Figure collection entries
────────────────

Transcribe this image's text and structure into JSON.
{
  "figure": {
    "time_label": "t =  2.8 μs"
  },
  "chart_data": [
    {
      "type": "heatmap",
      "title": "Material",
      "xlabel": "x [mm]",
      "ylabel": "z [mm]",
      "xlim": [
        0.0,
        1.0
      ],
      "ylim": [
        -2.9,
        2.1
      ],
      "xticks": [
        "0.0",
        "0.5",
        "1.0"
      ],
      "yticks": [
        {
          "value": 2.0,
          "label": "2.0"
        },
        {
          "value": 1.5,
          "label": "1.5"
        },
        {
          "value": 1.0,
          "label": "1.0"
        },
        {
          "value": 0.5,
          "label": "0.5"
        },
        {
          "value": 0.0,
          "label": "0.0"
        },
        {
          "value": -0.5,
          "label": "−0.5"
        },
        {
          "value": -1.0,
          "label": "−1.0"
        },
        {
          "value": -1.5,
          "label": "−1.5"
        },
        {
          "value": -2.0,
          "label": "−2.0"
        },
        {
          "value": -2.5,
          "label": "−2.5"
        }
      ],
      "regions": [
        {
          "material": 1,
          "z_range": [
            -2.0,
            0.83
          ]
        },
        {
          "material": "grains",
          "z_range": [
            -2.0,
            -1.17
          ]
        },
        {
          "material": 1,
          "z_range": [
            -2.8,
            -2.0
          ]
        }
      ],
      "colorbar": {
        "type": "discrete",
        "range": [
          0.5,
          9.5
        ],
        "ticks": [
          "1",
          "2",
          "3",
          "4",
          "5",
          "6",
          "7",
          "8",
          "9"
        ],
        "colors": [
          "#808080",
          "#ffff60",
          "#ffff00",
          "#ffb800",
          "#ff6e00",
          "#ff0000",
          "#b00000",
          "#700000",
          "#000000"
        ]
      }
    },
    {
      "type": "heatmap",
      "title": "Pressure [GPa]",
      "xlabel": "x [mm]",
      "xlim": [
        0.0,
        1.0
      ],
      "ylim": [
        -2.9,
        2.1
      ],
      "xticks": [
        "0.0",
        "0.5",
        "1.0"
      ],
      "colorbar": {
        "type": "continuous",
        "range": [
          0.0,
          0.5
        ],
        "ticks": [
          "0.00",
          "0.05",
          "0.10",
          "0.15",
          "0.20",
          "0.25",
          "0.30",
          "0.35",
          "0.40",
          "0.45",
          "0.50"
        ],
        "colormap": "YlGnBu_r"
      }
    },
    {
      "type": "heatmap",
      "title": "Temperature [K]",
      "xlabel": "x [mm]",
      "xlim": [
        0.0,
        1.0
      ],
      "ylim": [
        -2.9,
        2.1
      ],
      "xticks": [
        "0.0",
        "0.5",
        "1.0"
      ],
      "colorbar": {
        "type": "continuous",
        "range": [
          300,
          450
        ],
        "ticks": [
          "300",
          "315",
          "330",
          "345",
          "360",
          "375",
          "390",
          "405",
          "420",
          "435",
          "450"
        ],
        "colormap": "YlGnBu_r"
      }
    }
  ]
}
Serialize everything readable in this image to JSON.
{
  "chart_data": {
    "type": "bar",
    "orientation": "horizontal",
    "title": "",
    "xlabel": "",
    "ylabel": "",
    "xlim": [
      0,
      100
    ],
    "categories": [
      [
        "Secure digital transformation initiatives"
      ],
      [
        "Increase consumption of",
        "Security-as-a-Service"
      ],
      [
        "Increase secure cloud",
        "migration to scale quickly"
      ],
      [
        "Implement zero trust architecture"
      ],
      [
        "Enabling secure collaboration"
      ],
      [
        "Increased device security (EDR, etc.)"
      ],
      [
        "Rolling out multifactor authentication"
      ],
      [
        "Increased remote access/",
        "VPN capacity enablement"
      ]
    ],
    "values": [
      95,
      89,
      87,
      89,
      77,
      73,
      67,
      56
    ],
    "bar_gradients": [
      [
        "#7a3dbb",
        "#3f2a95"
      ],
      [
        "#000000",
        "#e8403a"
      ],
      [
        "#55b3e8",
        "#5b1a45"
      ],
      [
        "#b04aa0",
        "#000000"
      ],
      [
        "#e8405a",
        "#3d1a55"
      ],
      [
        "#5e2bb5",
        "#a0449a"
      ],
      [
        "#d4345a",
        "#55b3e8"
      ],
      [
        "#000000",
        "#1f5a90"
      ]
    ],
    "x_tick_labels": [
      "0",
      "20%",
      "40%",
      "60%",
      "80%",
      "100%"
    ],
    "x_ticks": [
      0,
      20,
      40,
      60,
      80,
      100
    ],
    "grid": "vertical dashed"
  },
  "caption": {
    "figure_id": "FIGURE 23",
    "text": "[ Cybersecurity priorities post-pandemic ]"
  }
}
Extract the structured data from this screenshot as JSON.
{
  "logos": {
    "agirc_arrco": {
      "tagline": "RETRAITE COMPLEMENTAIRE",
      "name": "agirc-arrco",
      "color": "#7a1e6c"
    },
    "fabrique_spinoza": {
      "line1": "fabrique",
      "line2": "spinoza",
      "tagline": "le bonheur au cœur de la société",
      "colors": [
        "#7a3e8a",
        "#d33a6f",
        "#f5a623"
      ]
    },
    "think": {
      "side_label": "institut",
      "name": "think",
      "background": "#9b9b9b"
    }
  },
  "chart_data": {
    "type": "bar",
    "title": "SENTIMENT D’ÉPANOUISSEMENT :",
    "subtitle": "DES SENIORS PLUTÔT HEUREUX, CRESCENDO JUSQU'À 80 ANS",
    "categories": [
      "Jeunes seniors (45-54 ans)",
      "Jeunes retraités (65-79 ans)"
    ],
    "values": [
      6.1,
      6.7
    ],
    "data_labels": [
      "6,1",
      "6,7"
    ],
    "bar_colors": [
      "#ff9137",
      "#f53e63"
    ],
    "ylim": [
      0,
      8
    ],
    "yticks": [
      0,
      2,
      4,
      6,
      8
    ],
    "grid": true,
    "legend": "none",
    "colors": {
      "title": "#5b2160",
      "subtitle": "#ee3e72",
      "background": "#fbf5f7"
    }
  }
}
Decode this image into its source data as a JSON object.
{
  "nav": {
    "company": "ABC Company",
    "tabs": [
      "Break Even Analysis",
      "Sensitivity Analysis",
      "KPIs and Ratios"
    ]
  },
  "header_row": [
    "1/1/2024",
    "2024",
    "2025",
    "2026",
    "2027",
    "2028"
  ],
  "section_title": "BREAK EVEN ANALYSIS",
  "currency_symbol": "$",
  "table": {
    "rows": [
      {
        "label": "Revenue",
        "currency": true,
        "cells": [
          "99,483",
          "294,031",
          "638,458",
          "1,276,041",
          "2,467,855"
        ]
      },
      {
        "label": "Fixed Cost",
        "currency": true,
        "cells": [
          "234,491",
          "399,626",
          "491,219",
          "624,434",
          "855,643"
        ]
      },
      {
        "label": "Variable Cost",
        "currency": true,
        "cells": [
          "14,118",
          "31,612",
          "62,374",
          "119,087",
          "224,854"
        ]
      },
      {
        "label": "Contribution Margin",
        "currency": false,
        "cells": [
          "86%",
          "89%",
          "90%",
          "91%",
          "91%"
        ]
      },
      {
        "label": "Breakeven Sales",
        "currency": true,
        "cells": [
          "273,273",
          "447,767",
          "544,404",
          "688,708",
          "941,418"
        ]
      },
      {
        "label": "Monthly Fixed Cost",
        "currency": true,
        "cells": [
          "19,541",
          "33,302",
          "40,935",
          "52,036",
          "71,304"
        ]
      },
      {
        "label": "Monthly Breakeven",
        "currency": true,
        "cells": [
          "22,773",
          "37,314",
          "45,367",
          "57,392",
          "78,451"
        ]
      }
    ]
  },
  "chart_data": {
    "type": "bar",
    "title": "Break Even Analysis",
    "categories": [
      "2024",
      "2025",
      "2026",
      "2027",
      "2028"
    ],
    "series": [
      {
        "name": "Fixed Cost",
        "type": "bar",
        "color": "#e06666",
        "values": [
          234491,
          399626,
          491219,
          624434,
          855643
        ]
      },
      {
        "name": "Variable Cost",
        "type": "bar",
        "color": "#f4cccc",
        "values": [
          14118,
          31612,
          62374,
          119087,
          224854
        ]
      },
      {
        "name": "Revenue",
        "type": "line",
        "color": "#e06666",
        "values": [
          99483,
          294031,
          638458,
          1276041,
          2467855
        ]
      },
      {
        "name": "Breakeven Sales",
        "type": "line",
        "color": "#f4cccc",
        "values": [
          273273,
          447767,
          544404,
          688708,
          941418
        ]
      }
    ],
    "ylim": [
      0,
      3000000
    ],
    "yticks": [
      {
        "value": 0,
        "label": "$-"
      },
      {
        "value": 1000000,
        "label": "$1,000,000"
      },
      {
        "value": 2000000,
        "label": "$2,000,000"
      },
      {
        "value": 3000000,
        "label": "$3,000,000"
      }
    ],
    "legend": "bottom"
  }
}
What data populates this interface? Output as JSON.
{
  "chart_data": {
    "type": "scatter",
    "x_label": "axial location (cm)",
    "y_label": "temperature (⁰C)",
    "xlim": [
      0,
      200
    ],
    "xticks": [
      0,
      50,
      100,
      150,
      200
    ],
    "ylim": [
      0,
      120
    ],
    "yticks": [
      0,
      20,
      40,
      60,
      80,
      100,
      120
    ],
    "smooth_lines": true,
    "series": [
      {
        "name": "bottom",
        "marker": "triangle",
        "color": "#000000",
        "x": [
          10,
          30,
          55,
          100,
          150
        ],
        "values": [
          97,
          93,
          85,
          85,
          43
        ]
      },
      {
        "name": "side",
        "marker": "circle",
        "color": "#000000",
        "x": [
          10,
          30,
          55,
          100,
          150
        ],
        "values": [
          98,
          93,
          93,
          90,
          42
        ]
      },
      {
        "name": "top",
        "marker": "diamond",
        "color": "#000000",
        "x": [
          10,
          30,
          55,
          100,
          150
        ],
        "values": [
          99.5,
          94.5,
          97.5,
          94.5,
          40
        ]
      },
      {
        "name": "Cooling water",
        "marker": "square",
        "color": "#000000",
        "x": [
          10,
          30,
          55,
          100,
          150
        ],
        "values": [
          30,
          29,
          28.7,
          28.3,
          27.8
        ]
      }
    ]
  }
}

────────────────

§ The request:
Every line of the records that includes the word "into" should be gathered.

§ Exercise solution:
Transcribe this image's text and structure into JSON.
Decode this image into its source data as a JSON object.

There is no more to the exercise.